Directions: Leave out the pictures and transcribe everything else exactly.

Data supplied:
%%
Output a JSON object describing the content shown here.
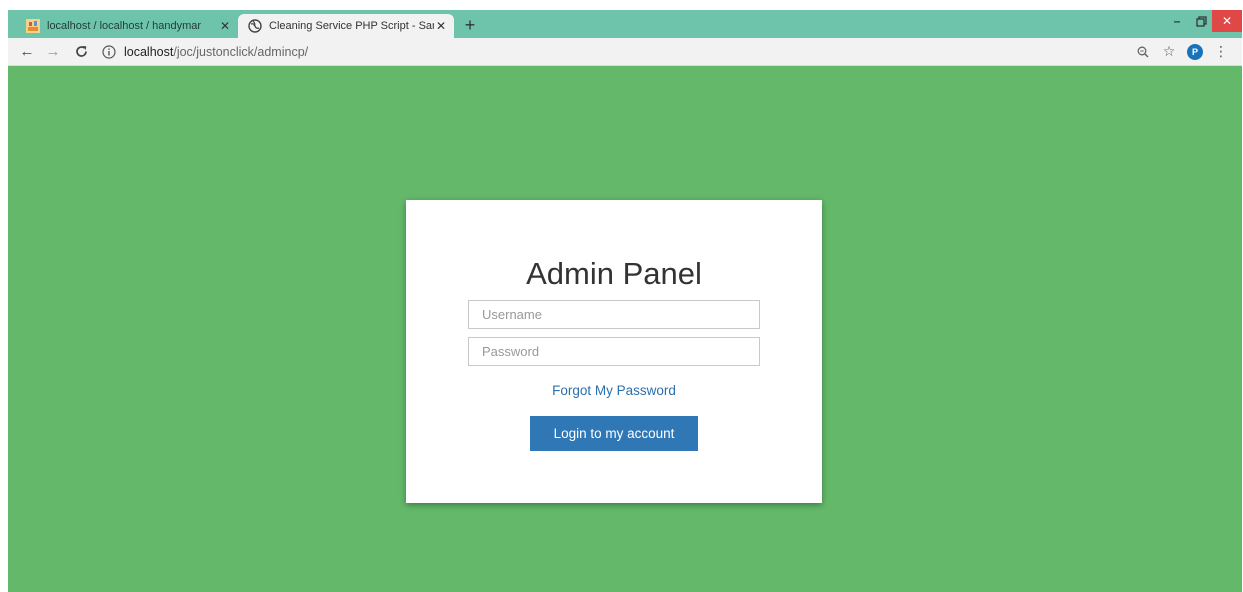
{
  "browser": {
    "tabs": [
      {
        "title": "localhost / localhost / handymar",
        "active": false,
        "favicon": "phpmyadmin-icon"
      },
      {
        "title": "Cleaning Service PHP Script - Sar",
        "active": true,
        "favicon": "globe-icon"
      }
    ],
    "close_glyph": "✕",
    "new_tab_glyph": "+",
    "window_controls": {
      "minimize": "–",
      "maximize": "🗗",
      "close": "✕"
    },
    "nav": {
      "back": "←",
      "forward": "→",
      "reload": "C"
    },
    "url": {
      "host": "localhost",
      "path": "/joc/justonclick/admincp/"
    },
    "right_icons": {
      "zoom": "🔍",
      "bookmark": "☆",
      "profile_initial": "P",
      "menu": "⋮"
    }
  },
  "login": {
    "title": "Admin Panel",
    "username_placeholder": "Username",
    "password_placeholder": "Password",
    "forgot_link": "Forgot My Password",
    "submit_label": "Login to my account"
  },
  "colors": {
    "page_background": "#63b969",
    "tab_strip": "#6ec4aa",
    "button": "#3077b6",
    "link": "#2c6fae"
  }
}
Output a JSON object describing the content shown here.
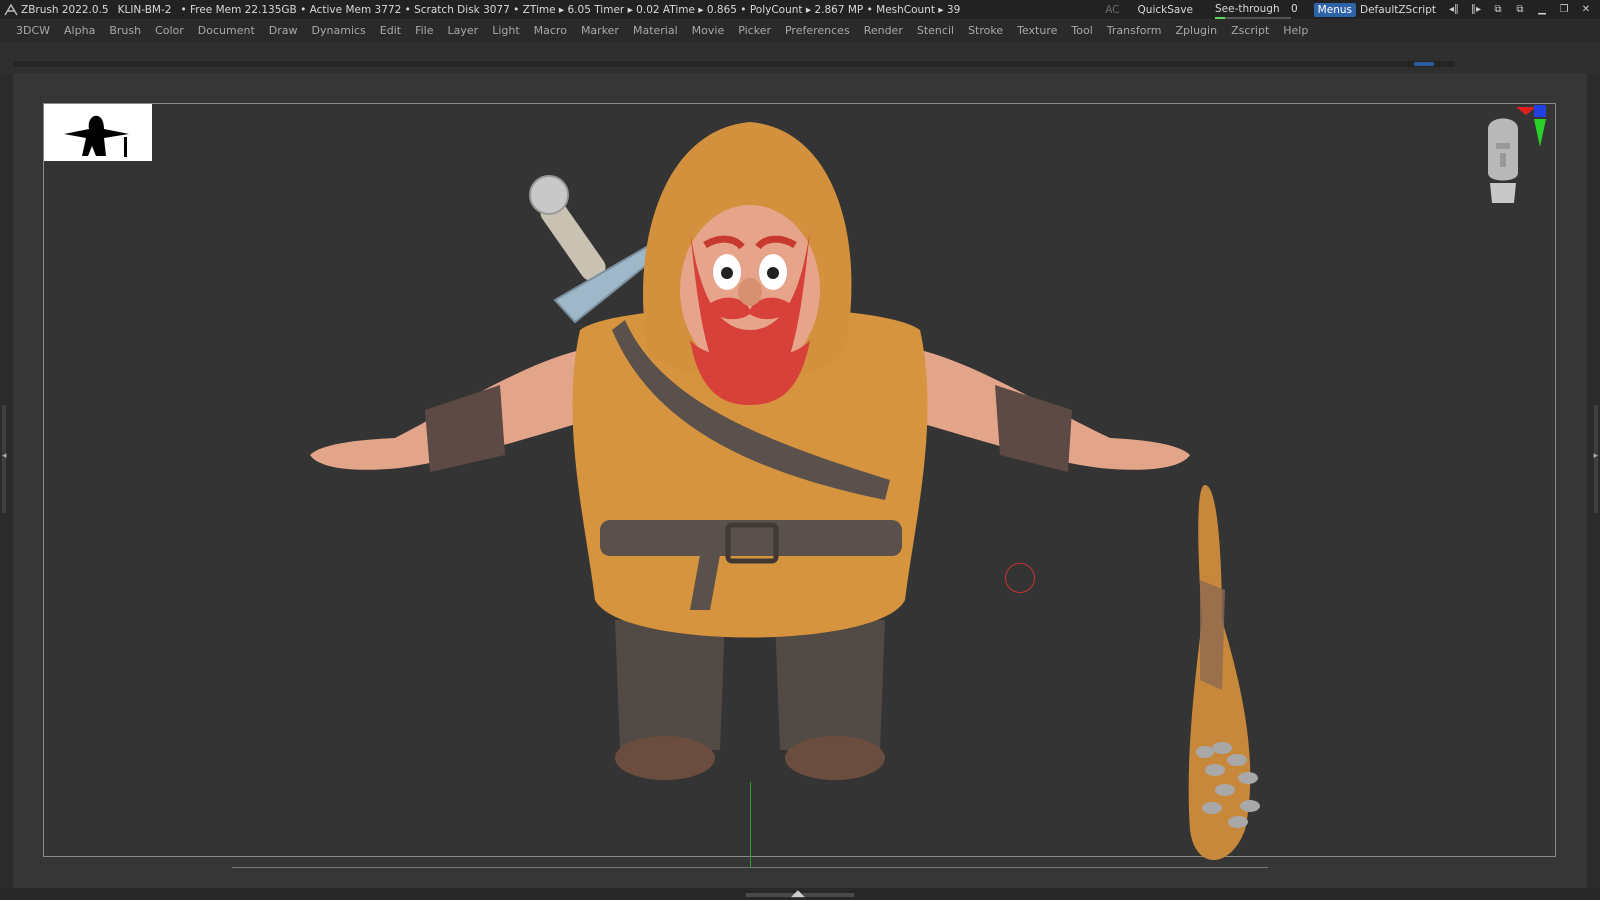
%%
Written response:
Output a JSON object describing the content shown here.
{
  "browser": {
    "tabs": [
      {
        "title": "localhost / localhost / handymar",
        "active": false,
        "favicon": "phpmyadmin-icon"
      },
      {
        "title": "Cleaning Service PHP Script - Sar",
        "active": true,
        "favicon": "globe-icon"
      }
    ],
    "close_glyph": "✕",
    "new_tab_glyph": "+",
    "window_controls": {
      "minimize": "–",
      "maximize": "🗗",
      "close": "✕"
    },
    "nav": {
      "back": "←",
      "forward": "→",
      "reload": "C"
    },
    "url": {
      "host": "localhost",
      "path": "/joc/justonclick/admincp/"
    },
    "right_icons": {
      "zoom": "🔍",
      "bookmark": "☆",
      "profile_initial": "P",
      "menu": "⋮"
    }
  },
  "login": {
    "title": "Admin Panel",
    "username_placeholder": "Username",
    "password_placeholder": "Password",
    "forgot_link": "Forgot My Password",
    "submit_label": "Login to my account"
  },
  "colors": {
    "page_background": "#63b969",
    "tab_strip": "#6ec4aa",
    "button": "#3077b6",
    "link": "#2c6fae"
  }
}
Output a JSON object describing the content shown here.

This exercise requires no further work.